▸ Extract
Vacant Housing Units. A housing unit is vacant if no one is living in it at the time of the interview, unless its occupants are only temporarily absent. In addition, a vacant unit may be one which is entirely occupied by persons who have a usual residence elsewhere. New units not yet occupied are classified as vacant housing units if construction has reached a point where all exterior windows and doors are installed and final usable floors are in place. Vacant units are excluded if they are exposed to the elements, that is, if the roof, walls, windows, or doors no longer protect the interior from the elements, or if there is positive evidence (such as a sign on the house or block) that the unit is to be demolished or is condemned. Also excluded are quarters being used entirely for nonresidential purposes, such as a store or an office, or quarters used for the storage of business supplies or inventory, machinery, or agricultural products. Vacant sleeping rooms in lodging houses, transient accommodations, barracks, and other quarters not defined as housing units are not included in the statistics in this report. (See section on "Housing Unit.")

That happens once every 10 years. They use tax records and other records to estimate it otherwise.

Also people will just not return the form, and once again they have to estimate.

And in places that impose a vacancy tax, they have incentive to lie or deceive the housing authority to avoid the tax.

And in my neighbors case for example they come by once every few months to pick up mail and probably fill out those types of forms.

In reality there are a lot of vacant homes that aren't counted as vacant.

>That happens once every 10 years. They use tax records and other records to estimate it otherwise.

Good thing we did a census in 2020, and the housing crisis (and associated allegations about absentee owners) far predates that.

>Also people will just not return the form, and once again they have to estimate.

Apparently they're pretty persistent. If you don't fill out a form you'll eventually get an enumerator that shows up at your door.

>And in places that impose a vacancy tax, they have incentive to lie or deceive the housing authority to avoid the tax.

The housing authority is independent from the census bureau. Is there any evidence they share data?

>And in my neighbors case for example they come by once every few months to pick up mail and probably fill out those types of forms.

So they're willing to go out of their way and lie to the federal government in order to maybe move the lower the vacancy rate by 0.00001%, when many (most?) people (as evidenced by this thread) are going off vibes and likely won't care anyways? I didn't know that foreign vacant homeowners had such a tight knit cabal.

I think it's really important to press people on this point, because "vacant homes as an investment vehicle" gets trotted out as a thought-killing cliche.

Surely there are some pied-a-terre and vacant investment properties, but vacant rental housing in NYC for example was 1.4% in 2023. I'm not sure how they measure this, but even if you doubled the amount of available rental housing, it would still be an insanely hot rental market.

▸ Data records
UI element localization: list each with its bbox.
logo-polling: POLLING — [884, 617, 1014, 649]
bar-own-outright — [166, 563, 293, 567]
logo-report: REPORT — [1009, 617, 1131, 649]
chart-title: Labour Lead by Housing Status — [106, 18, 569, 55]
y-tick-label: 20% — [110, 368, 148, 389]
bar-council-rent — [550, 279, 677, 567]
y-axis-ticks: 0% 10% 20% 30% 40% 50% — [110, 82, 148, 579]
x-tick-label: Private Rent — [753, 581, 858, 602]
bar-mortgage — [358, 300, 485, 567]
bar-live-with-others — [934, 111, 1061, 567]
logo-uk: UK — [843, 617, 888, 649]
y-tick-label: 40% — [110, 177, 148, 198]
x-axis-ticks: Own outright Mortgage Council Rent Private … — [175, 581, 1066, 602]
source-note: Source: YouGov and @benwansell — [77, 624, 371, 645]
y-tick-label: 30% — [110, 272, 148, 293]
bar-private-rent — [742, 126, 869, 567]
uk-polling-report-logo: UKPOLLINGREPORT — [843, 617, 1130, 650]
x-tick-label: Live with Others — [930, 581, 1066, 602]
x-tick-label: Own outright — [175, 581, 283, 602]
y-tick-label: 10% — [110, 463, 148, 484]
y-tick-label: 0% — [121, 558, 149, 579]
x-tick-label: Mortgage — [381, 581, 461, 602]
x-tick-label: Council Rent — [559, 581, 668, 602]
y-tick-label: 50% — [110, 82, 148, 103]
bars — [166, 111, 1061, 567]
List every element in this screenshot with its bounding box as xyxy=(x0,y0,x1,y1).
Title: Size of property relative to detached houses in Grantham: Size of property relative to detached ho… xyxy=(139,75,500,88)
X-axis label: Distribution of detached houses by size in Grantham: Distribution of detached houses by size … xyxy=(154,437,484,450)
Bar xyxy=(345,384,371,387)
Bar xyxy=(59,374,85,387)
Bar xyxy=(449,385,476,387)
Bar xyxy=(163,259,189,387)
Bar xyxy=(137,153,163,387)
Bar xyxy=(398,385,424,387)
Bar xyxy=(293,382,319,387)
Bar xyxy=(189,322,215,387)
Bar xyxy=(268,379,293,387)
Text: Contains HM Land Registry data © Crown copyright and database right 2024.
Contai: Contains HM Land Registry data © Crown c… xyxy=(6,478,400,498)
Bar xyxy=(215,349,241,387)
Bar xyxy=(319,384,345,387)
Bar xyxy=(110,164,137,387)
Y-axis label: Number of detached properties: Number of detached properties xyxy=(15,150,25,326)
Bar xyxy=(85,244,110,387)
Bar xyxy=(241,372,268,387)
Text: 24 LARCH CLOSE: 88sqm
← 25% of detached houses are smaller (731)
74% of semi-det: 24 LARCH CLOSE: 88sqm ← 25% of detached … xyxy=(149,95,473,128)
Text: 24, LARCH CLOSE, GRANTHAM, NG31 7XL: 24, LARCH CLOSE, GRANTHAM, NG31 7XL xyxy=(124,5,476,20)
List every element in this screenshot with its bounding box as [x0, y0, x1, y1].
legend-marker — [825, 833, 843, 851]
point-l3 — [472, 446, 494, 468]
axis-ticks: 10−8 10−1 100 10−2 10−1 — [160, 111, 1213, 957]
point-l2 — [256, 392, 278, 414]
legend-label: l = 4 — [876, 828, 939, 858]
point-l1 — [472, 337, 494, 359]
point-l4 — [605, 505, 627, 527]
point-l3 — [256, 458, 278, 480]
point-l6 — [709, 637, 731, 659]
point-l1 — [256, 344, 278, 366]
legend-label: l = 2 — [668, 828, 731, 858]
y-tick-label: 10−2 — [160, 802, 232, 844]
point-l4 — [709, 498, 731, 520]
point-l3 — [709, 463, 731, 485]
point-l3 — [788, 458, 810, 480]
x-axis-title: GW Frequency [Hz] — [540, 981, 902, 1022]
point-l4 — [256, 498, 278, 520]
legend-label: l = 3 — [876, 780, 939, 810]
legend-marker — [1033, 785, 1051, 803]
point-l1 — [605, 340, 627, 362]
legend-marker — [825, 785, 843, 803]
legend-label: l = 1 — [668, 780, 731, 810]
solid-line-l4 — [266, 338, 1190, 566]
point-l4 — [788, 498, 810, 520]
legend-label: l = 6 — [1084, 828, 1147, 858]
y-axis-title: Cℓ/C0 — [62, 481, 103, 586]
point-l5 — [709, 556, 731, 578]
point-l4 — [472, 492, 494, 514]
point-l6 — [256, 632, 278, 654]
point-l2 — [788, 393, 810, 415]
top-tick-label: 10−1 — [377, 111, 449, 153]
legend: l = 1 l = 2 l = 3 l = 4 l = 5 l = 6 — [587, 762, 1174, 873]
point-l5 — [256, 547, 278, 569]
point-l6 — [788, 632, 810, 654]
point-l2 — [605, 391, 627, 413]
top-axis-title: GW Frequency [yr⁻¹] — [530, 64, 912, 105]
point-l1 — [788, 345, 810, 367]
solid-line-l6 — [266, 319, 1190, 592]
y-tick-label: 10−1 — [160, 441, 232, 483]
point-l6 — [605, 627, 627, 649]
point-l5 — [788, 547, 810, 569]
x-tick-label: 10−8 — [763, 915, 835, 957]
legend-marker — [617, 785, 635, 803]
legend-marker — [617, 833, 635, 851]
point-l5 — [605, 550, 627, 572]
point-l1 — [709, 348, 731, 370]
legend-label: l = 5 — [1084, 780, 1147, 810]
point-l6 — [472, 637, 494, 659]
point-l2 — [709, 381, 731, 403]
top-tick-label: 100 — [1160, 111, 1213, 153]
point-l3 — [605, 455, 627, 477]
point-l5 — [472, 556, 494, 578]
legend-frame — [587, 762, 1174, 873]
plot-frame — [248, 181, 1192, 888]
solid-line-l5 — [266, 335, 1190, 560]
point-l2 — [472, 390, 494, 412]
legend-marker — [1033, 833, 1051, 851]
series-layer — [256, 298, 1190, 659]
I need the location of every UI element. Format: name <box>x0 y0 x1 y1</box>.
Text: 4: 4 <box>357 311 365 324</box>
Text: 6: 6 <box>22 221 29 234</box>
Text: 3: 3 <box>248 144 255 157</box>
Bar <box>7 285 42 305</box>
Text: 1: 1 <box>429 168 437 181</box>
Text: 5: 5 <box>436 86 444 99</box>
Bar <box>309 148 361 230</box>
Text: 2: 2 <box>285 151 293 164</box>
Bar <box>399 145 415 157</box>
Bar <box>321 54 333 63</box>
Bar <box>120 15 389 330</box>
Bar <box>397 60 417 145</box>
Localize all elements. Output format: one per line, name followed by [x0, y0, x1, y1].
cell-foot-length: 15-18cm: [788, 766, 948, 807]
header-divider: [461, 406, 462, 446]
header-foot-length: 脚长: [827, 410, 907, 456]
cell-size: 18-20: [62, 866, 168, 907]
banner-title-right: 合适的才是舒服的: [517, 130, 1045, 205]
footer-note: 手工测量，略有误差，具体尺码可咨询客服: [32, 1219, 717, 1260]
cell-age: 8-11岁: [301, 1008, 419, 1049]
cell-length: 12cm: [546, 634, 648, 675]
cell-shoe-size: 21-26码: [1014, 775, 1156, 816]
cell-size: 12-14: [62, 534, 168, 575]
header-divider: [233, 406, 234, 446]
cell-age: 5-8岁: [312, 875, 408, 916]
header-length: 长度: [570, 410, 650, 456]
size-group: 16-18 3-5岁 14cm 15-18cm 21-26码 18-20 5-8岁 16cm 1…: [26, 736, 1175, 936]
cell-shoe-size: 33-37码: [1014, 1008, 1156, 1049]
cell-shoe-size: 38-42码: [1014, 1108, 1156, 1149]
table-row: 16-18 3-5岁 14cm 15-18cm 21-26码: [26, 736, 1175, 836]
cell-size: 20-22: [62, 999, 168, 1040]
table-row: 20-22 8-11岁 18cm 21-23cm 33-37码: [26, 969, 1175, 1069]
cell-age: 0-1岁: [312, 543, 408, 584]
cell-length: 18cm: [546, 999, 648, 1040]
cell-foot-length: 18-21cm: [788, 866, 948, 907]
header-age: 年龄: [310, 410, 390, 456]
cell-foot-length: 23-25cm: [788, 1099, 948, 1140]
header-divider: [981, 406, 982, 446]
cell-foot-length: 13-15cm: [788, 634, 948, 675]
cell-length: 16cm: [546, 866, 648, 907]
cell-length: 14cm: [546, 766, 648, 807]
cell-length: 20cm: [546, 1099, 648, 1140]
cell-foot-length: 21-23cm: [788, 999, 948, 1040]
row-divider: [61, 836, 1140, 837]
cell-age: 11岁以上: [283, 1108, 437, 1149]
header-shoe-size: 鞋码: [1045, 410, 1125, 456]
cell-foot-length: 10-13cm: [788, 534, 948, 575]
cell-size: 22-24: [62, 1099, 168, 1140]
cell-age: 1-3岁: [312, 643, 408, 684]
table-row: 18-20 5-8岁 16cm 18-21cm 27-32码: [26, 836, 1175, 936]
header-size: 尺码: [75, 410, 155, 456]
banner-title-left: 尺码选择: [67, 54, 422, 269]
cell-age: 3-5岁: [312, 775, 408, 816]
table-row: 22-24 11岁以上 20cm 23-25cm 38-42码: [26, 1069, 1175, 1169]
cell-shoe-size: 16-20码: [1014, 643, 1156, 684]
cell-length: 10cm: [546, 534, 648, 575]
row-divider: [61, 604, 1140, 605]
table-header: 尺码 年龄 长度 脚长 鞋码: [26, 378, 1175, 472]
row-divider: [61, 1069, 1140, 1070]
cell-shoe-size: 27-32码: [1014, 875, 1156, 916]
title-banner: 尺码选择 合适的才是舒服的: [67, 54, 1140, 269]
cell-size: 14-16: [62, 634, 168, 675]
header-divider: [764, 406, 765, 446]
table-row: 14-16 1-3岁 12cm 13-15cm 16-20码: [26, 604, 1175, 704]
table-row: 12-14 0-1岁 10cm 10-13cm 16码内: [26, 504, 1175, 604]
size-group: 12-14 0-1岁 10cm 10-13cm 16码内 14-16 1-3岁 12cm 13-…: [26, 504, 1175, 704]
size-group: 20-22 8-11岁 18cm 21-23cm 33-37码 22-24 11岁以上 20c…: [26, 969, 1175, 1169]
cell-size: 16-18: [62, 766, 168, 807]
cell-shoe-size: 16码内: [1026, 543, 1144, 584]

▸ Prompt 1
In the vacant-housing text, when is a new, not-yet-occupied unit counted as a vacant housing unit?
▸ Prompt 2
Can you rewrite the paragraph of the vacant-housing text beginning "Vacant Housing Units. A housing unit is vacant" as a bulleted list that keeps its main facts?

▸ Response area 1
When construction has reached the point where all exterior windows and doors are installed and final usable floors are in place.

▸ Response area 2
- A housing unit is vacant if no one is living in it at the time of the interview, unless its occupants are only temporarily absent.
- A unit occupied entirely by people whose usual residence is elsewhere may also count as vacant.
- New, unoccupied units count as vacant once all exterior windows and doors are installed and final usable floors are in place.
- Excluded are vacant units exposed to the elements (roof, walls, windows, or doors no longer protect the interior).
- Also excluded are units with positive evidence, such as a sign, that they are condemned or will be demolished.
- Quarters used entirely for nonresidential purposes, such as a store, an office, or storage of business supplies, inventory, machinery, or agricultural products, are excluded.
- Vacant sleeping rooms in lodging houses, transient accommodations, barracks, and other quarters not defined as housing units are not included in the statistics.